[Items from a figure collection]
-- start --
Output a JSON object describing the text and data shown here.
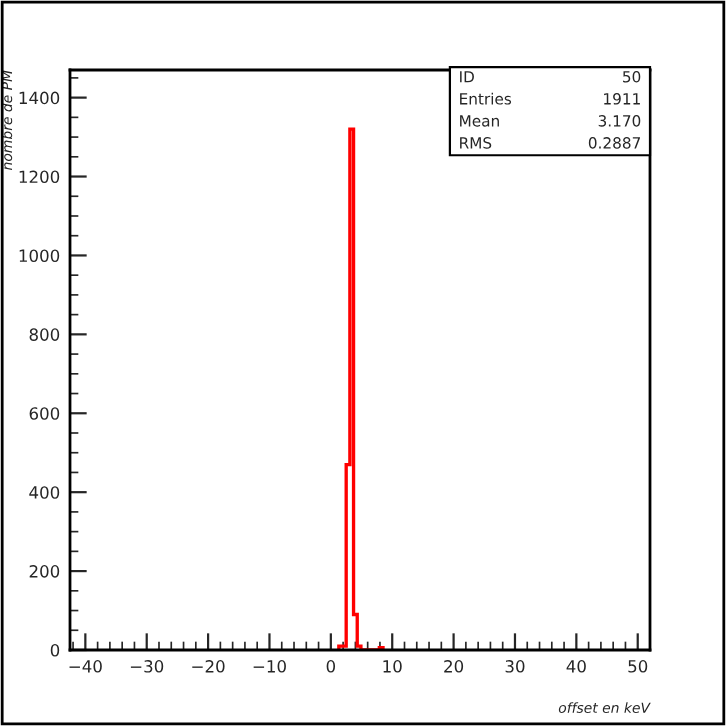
{
  "chart_data": {
    "type": "histogram",
    "xlabel": "offset en keV",
    "ylabel": "nombre de PM",
    "bins": [
      1.3,
      1.9,
      2.5,
      3.1,
      3.7,
      4.3,
      4.9,
      5.5,
      6.1,
      6.7,
      7.3,
      7.9,
      8.5
    ],
    "values": [
      10,
      10,
      470,
      1320,
      90,
      10,
      0,
      0,
      0,
      0,
      0,
      6
    ],
    "color": "#ff0000",
    "xlim": [
      -42.5,
      52
    ],
    "xticks": [
      -40,
      -30,
      -20,
      -10,
      0,
      10,
      20,
      30,
      40,
      50
    ],
    "ylim": [
      0,
      1470
    ],
    "yticks": [
      0,
      200,
      400,
      600,
      800,
      1000,
      1200,
      1400
    ],
    "grid": false,
    "legend": false,
    "annotations": [
      "ID",
      "50",
      "Entries",
      "1911",
      "Mean",
      "3.170",
      "RMS",
      "0.2887"
    ]
  }
}
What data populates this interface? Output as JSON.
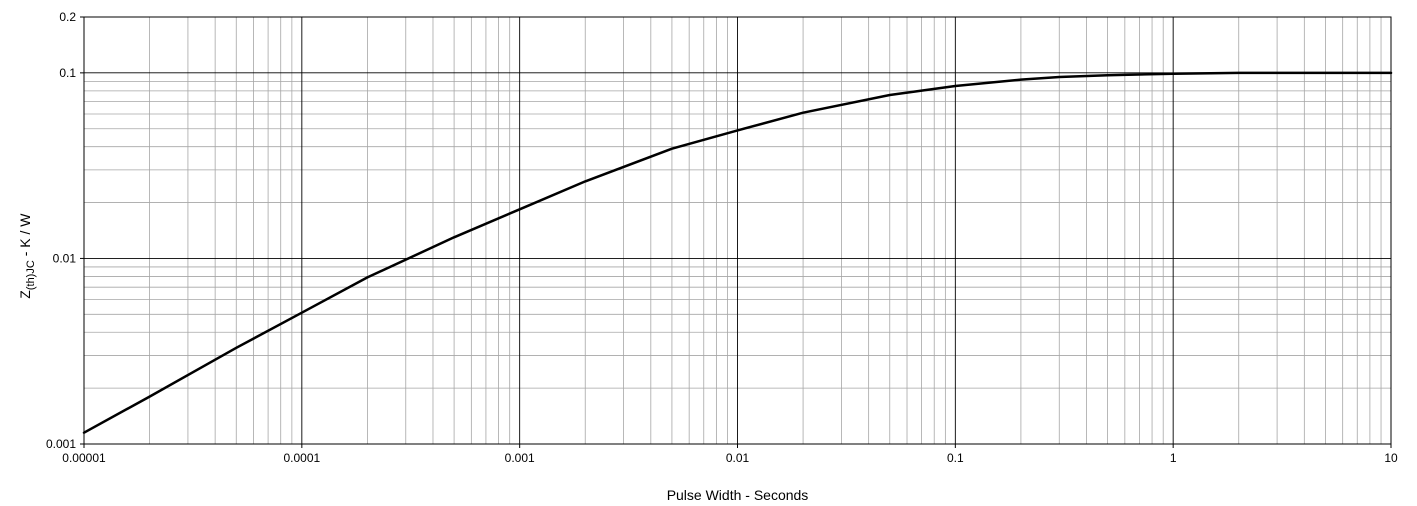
{
  "chart_data": {
    "type": "line",
    "title": "",
    "xlabel": "Pulse Width - Seconds",
    "ylabel": {
      "main": "Z",
      "subscript": "(th)JC",
      "rest": " - K / W"
    },
    "x_scale": "log",
    "y_scale": "log",
    "xlim": [
      1e-05,
      10
    ],
    "ylim": [
      0.001,
      0.2
    ],
    "x_ticks": [
      "0.00001",
      "0.0001",
      "0.001",
      "0.01",
      "0.1",
      "1",
      "10"
    ],
    "y_ticks": [
      "0.001",
      "0.01",
      "0.1",
      "0.2"
    ],
    "grid": true,
    "legend": "none",
    "line_color": "#000000",
    "series": [
      {
        "x": [
          1e-05,
          2e-05,
          5e-05,
          0.0001,
          0.0002,
          0.0005,
          0.001,
          0.002,
          0.005,
          0.01,
          0.02,
          0.05,
          0.1,
          0.2,
          0.3,
          0.5,
          1,
          2,
          5,
          10
        ],
        "y": [
          0.00115,
          0.0018,
          0.0033,
          0.0051,
          0.0079,
          0.013,
          0.0184,
          0.026,
          0.039,
          0.049,
          0.061,
          0.076,
          0.085,
          0.092,
          0.095,
          0.097,
          0.099,
          0.1,
          0.1,
          0.1
        ]
      }
    ]
  }
}
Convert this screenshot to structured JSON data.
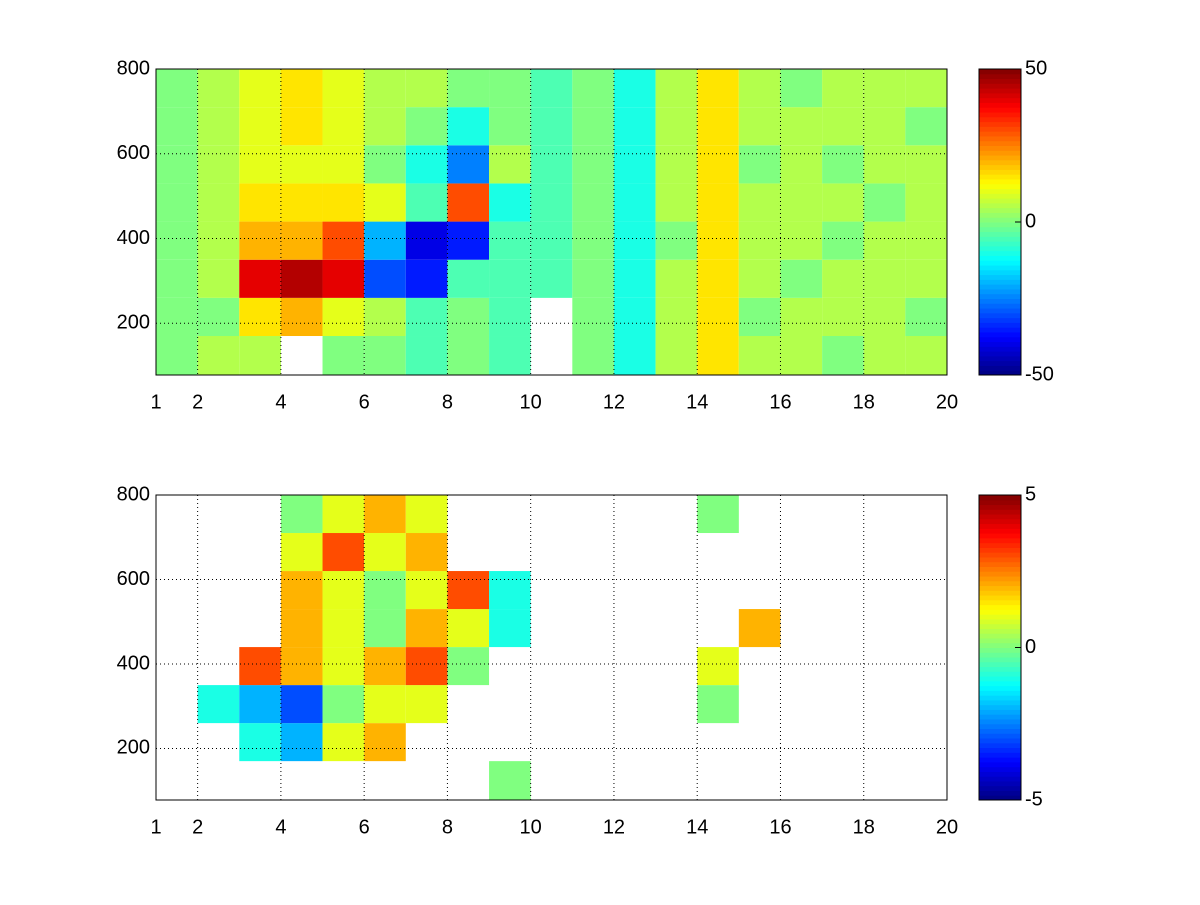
{
  "chart_data": [
    {
      "type": "heatmap",
      "colormap": "jet",
      "grid": true,
      "xlim": [
        1,
        20
      ],
      "xticks": [
        1,
        2,
        4,
        6,
        8,
        10,
        12,
        14,
        16,
        18,
        20
      ],
      "ylim": [
        78,
        800
      ],
      "yticks": [
        200,
        400,
        600,
        800
      ],
      "clim": [
        -50,
        50
      ],
      "cticks": [
        -50,
        0,
        50
      ],
      "x_edges": [
        1,
        2,
        3,
        4,
        5,
        6,
        7,
        8,
        9,
        10,
        11,
        12,
        13,
        14,
        15,
        16,
        17,
        18,
        19,
        20
      ],
      "y_edges": [
        78,
        170,
        260,
        350,
        440,
        530,
        620,
        710,
        800
      ],
      "z": [
        [
          0,
          5,
          5,
          null,
          0,
          0,
          -5,
          0,
          -5,
          null,
          0,
          -10,
          5,
          15,
          5,
          5,
          0,
          5,
          5
        ],
        [
          0,
          0,
          15,
          20,
          10,
          5,
          -5,
          0,
          -5,
          null,
          0,
          -10,
          5,
          15,
          0,
          5,
          5,
          5,
          0
        ],
        [
          0,
          5,
          40,
          45,
          40,
          -30,
          -35,
          -5,
          -5,
          -5,
          0,
          -10,
          5,
          15,
          5,
          0,
          5,
          5,
          5
        ],
        [
          0,
          5,
          20,
          20,
          30,
          -20,
          -40,
          -35,
          -5,
          -5,
          0,
          -10,
          0,
          15,
          5,
          5,
          0,
          5,
          5
        ],
        [
          0,
          5,
          15,
          15,
          15,
          10,
          -5,
          30,
          -10,
          -5,
          0,
          -10,
          5,
          15,
          5,
          5,
          5,
          0,
          5
        ],
        [
          0,
          5,
          10,
          10,
          10,
          0,
          -10,
          -25,
          5,
          -5,
          0,
          -10,
          5,
          15,
          0,
          5,
          0,
          5,
          5
        ],
        [
          0,
          5,
          10,
          15,
          10,
          5,
          0,
          -10,
          0,
          -5,
          0,
          -10,
          5,
          15,
          5,
          5,
          5,
          5,
          0
        ],
        [
          0,
          5,
          10,
          15,
          10,
          5,
          5,
          0,
          0,
          -5,
          0,
          -10,
          5,
          15,
          5,
          0,
          5,
          5,
          5
        ]
      ]
    },
    {
      "type": "heatmap",
      "colormap": "jet",
      "grid": true,
      "xlim": [
        1,
        20
      ],
      "xticks": [
        1,
        2,
        4,
        6,
        8,
        10,
        12,
        14,
        16,
        18,
        20
      ],
      "ylim": [
        78,
        800
      ],
      "yticks": [
        200,
        400,
        600,
        800
      ],
      "clim": [
        -5,
        5
      ],
      "cticks": [
        -5,
        0,
        5
      ],
      "x_edges": [
        1,
        2,
        3,
        4,
        5,
        6,
        7,
        8,
        9,
        10,
        11,
        12,
        13,
        14,
        15,
        16,
        17,
        18,
        19,
        20
      ],
      "y_edges": [
        78,
        170,
        260,
        350,
        440,
        530,
        620,
        710,
        800
      ],
      "z": [
        [
          null,
          null,
          null,
          null,
          null,
          null,
          null,
          null,
          0,
          null,
          null,
          null,
          null,
          null,
          null,
          null,
          null,
          null,
          null
        ],
        [
          null,
          null,
          -1,
          -2,
          1,
          2,
          null,
          null,
          null,
          null,
          null,
          null,
          null,
          null,
          null,
          null,
          null,
          null,
          null
        ],
        [
          null,
          -1,
          -2,
          -3,
          0,
          1,
          1,
          null,
          null,
          null,
          null,
          null,
          null,
          0,
          null,
          null,
          null,
          null,
          null
        ],
        [
          null,
          null,
          3,
          2,
          1,
          2,
          3,
          0,
          null,
          null,
          null,
          null,
          null,
          1,
          null,
          null,
          null,
          null,
          null
        ],
        [
          null,
          null,
          null,
          2,
          1,
          0,
          2,
          1,
          -1,
          null,
          null,
          null,
          null,
          null,
          2,
          null,
          null,
          null,
          null
        ],
        [
          null,
          null,
          null,
          2,
          1,
          0,
          1,
          3,
          -1,
          null,
          null,
          null,
          null,
          null,
          null,
          null,
          null,
          null,
          null
        ],
        [
          null,
          null,
          null,
          1,
          3,
          1,
          2,
          null,
          null,
          null,
          null,
          null,
          null,
          null,
          null,
          null,
          null,
          null,
          null
        ],
        [
          null,
          null,
          null,
          0,
          1,
          2,
          1,
          null,
          null,
          null,
          null,
          null,
          null,
          0,
          null,
          null,
          null,
          null,
          null
        ]
      ]
    }
  ]
}
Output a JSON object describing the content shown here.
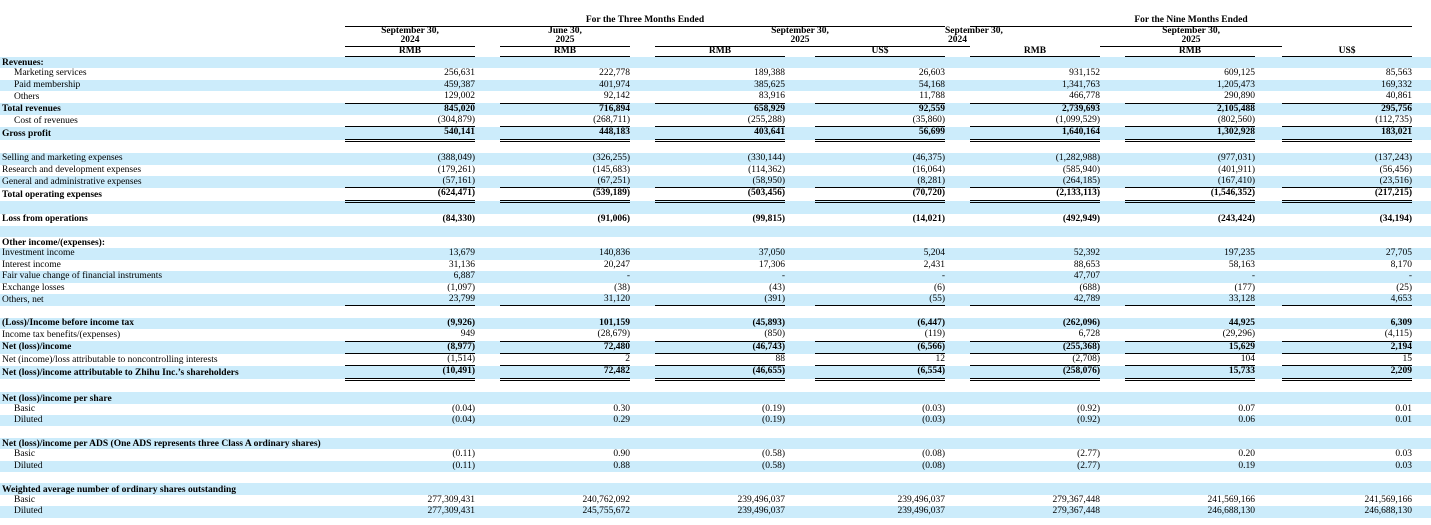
-- end --
Using the listing above, show each line holding the string "this".

[THE SOLUTION]
What data populates this interface? Output as JSON.
Convert this screenshot to structured JSON data.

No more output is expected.